**Extract**.

This work proposes a solution to tackle the wireless powering of IoT nodes that may be scattered in random locations, or even to be used on moving individuals or platforms. There are various types of SWIPT methods but, since the power-splitting technique is recognized as the best trade-off between information rate and amount of power transfer [9,22], it was used in this work. We report on a steerable continuous wave (CW) RF link that relies on a harmonic power feedback to implement the WPT sub-system of a SWIPT system. The performance and specific absorption rate (SAR) values are analyzed and compared to the traditional one-antenna scenario through simulations. Since current sensors can already relay information when interrogated by an external device, this work focuses on the powering link. Therefore, it is considered that the sensor’s data are mixed with the harmonic power feedback signal, thus modulating both sensor data and powering link performance through the harmonic feedback [23], as exemplified in Figure 1. For the case of passive sensors, these are based on LC resonators [24,25,26,27], in which the monitored parameter is translated into a shift in the resonant frequency, thus making it a simple implementation.

2. SWIPT System Design

To help tackle the intrinsic low efficiency of RF links for long distances, increase the amount of power transferred, and allow beam steering, the WPT solution selected was based on the use of an antenna array. This way, it was possible to transmit the power in the required direction through beamforming. Furthermore, since it is expected that the adoption of this system will lead to a reduction in battery size, or even a removal of this element, a backscatter-like communication should be implemented. This implies that low power levels will be used. These conditions and limitations, along with the previously defined applications–which are in the short- to mid-range–establish a working range of the few centimeters to meters, depending on the application and its specific power constraints.

**Parts of the exercise**.
1. According to the SWIPT excerpt, why was the power-splitting technique chosen over other SWIPT methods? Answer in one to three sentences.
2. Show each line of the records that contains the string "down". Case counts.

[Raw records]

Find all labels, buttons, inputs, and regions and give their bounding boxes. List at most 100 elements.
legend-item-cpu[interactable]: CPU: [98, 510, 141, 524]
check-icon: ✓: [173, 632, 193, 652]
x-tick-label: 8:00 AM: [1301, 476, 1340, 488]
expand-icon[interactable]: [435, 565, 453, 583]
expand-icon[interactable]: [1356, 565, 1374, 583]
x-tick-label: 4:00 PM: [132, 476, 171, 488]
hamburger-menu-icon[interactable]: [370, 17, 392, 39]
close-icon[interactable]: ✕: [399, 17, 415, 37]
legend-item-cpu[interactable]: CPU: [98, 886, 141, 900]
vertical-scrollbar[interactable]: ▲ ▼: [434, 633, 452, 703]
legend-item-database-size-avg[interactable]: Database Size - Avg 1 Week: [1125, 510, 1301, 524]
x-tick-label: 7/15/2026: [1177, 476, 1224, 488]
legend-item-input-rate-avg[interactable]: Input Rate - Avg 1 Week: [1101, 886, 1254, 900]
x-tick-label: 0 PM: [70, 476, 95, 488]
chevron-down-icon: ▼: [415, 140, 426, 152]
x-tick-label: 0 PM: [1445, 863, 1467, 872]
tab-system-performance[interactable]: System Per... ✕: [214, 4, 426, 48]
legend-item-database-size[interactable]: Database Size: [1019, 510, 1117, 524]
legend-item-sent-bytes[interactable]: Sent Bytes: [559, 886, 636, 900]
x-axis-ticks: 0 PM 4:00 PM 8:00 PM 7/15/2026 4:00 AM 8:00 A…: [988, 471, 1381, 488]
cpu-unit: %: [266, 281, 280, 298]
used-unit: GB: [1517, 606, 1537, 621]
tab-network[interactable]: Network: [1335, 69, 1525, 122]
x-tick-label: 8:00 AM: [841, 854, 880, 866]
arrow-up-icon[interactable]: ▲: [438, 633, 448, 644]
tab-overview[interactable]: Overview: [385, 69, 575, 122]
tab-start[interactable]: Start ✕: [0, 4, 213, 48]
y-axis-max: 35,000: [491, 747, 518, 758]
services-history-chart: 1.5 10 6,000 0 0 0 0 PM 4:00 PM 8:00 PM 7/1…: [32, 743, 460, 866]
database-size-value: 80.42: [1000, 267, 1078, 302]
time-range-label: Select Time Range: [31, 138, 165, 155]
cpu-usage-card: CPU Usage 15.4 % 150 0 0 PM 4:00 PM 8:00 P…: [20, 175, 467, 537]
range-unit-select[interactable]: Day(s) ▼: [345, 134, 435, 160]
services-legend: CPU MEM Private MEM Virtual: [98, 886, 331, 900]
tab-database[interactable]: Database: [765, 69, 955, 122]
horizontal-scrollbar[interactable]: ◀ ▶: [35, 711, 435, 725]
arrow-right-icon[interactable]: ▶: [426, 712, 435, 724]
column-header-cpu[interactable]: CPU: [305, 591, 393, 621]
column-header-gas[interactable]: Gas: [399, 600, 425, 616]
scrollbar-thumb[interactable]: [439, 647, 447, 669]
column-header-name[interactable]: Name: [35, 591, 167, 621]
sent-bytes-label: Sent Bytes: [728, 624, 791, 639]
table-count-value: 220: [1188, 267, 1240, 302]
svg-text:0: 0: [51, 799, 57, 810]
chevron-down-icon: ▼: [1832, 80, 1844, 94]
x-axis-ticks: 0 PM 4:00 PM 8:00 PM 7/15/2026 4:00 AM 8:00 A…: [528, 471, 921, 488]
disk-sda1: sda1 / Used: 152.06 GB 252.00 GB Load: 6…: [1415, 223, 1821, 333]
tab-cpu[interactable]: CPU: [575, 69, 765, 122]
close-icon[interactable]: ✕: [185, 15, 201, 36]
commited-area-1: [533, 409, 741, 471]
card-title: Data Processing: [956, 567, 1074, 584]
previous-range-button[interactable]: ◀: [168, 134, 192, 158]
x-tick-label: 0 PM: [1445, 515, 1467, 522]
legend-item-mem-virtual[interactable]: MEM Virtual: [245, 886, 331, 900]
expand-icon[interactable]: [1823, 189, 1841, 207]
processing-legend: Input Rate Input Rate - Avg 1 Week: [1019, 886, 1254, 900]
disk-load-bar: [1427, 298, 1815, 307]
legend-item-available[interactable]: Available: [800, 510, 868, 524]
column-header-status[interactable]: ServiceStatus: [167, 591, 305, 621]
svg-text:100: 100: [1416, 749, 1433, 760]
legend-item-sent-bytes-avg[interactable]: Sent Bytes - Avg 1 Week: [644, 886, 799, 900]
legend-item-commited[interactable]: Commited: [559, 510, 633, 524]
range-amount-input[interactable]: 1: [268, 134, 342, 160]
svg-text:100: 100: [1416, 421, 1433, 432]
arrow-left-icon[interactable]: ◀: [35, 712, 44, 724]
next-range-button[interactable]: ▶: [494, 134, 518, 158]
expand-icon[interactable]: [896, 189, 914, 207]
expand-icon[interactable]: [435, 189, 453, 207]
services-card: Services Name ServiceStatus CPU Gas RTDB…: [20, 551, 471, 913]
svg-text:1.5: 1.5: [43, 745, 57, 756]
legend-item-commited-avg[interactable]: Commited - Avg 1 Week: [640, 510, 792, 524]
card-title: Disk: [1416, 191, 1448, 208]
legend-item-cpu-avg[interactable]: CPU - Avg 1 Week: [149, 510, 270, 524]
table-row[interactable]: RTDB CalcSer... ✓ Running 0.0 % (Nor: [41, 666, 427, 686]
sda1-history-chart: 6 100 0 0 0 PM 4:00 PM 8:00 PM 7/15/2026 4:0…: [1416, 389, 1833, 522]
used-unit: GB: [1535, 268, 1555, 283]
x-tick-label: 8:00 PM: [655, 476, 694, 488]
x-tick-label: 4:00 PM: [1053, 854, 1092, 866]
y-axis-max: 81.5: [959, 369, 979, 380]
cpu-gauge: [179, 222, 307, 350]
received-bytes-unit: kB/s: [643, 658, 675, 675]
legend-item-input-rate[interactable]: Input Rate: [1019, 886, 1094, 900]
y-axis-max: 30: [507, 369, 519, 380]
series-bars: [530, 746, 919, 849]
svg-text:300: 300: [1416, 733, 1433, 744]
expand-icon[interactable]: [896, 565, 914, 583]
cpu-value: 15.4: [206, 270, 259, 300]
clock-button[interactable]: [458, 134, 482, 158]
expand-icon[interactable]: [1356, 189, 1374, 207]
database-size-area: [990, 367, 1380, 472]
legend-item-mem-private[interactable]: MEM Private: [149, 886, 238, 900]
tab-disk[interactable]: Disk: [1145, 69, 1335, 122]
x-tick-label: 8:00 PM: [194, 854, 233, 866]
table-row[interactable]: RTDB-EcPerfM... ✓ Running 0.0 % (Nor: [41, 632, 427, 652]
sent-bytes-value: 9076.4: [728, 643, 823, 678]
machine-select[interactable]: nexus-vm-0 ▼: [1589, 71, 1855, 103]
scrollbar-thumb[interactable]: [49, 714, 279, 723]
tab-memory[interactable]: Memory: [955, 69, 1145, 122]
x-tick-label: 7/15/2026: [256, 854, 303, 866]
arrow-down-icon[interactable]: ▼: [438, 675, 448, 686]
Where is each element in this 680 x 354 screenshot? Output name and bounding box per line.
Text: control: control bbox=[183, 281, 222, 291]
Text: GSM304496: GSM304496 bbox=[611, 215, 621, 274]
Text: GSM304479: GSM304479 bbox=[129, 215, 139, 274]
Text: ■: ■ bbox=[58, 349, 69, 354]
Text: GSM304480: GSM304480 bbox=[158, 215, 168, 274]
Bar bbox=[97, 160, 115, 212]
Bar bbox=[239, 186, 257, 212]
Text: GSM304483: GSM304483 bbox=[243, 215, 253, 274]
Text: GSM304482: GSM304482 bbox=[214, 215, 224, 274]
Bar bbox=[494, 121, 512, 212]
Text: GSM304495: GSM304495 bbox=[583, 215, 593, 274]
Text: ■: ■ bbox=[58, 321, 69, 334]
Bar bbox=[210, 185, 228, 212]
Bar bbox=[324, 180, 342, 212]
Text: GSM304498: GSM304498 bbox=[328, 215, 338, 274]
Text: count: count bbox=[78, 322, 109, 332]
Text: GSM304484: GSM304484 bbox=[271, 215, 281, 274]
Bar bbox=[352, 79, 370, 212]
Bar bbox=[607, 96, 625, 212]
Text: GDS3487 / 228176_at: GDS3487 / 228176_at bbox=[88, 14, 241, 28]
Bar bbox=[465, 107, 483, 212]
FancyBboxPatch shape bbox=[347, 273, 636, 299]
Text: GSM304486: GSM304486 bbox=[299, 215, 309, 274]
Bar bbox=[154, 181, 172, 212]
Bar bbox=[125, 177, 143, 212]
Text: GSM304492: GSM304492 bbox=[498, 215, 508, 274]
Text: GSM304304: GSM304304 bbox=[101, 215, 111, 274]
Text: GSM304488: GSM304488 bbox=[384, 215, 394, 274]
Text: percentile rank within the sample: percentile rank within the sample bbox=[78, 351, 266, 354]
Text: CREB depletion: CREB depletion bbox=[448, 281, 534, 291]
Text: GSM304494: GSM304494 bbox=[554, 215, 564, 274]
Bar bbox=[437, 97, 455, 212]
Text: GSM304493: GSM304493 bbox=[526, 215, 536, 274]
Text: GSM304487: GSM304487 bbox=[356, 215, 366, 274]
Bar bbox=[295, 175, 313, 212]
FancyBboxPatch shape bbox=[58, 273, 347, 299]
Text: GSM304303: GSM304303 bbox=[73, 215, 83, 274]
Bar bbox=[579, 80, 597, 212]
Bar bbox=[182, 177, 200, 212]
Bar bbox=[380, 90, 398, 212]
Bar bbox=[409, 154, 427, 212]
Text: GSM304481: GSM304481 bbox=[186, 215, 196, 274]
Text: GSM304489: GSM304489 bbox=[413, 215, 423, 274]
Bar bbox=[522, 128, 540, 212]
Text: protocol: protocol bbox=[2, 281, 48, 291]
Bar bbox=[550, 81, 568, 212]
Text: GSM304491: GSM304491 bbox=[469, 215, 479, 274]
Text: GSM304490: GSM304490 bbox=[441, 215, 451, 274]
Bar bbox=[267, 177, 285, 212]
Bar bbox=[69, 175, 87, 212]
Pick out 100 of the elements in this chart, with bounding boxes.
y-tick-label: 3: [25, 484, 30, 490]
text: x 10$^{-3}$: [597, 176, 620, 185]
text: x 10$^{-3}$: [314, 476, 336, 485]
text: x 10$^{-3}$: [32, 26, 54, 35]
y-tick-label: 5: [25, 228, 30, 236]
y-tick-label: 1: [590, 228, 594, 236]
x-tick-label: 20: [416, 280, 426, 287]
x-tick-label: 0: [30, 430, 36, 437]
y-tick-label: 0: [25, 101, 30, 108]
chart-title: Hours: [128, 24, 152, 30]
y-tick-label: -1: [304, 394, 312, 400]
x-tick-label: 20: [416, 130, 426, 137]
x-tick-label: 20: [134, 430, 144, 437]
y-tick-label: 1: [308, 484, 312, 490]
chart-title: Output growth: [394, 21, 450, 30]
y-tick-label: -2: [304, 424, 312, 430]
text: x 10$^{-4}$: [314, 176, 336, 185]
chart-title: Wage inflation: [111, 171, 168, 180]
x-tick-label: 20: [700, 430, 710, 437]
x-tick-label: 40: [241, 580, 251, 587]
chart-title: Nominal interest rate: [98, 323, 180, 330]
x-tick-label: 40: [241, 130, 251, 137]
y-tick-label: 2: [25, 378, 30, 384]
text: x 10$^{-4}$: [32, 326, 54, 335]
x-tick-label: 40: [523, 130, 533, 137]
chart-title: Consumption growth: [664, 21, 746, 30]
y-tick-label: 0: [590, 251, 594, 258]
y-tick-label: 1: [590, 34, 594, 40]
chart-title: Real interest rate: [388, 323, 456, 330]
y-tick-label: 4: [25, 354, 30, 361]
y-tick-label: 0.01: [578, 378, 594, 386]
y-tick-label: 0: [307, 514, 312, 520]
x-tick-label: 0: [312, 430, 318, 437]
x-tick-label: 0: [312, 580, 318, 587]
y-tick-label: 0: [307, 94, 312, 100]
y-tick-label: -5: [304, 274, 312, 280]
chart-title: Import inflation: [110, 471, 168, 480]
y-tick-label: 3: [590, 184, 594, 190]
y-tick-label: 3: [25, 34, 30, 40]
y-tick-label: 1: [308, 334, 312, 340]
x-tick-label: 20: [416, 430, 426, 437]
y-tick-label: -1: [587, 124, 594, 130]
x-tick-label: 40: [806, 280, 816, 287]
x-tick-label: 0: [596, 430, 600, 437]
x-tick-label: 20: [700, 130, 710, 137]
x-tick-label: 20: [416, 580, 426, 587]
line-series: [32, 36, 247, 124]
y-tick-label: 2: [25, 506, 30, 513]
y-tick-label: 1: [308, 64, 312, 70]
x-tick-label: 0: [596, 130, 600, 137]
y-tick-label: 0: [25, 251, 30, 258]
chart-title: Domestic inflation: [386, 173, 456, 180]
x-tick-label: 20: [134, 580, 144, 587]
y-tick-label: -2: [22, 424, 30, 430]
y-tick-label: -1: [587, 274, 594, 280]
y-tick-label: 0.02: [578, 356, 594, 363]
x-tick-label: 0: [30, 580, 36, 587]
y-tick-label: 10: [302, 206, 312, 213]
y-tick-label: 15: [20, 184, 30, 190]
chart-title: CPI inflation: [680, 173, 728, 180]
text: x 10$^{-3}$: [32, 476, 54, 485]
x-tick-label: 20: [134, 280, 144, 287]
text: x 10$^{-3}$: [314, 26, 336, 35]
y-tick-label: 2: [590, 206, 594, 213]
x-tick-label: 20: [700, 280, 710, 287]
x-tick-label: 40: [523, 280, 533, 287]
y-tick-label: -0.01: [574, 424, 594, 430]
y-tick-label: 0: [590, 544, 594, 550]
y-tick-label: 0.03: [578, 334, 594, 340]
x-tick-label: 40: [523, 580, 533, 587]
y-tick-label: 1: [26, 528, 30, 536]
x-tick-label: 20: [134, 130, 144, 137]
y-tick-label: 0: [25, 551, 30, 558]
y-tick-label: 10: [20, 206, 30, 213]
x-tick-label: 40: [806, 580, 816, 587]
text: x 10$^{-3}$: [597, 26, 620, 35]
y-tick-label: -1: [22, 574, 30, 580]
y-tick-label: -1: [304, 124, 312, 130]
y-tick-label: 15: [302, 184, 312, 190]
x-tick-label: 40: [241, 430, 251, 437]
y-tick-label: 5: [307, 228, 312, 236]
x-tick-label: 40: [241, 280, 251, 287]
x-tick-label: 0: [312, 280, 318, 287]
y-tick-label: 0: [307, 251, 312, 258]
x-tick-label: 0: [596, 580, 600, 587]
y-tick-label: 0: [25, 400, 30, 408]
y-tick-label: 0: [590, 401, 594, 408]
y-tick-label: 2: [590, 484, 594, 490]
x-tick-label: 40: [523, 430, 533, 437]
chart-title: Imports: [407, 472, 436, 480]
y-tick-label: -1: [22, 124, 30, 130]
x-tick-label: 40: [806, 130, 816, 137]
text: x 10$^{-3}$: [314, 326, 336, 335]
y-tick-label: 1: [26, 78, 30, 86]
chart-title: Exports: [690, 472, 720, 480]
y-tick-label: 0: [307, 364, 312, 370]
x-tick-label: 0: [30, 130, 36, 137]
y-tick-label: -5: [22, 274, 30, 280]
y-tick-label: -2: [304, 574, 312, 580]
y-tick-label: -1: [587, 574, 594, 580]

**Solutions by task**.
1. The power-splitting technique was chosen because it is recognized as the best trade-off between information rate and the amount of power transferred.

2.
chevron-down-icon: ▼: [415, 140, 426, 152]
chevron-down-icon: ▼: [1832, 80, 1844, 94]
arrow-down-icon[interactable]: ▼: [438, 675, 448, 686]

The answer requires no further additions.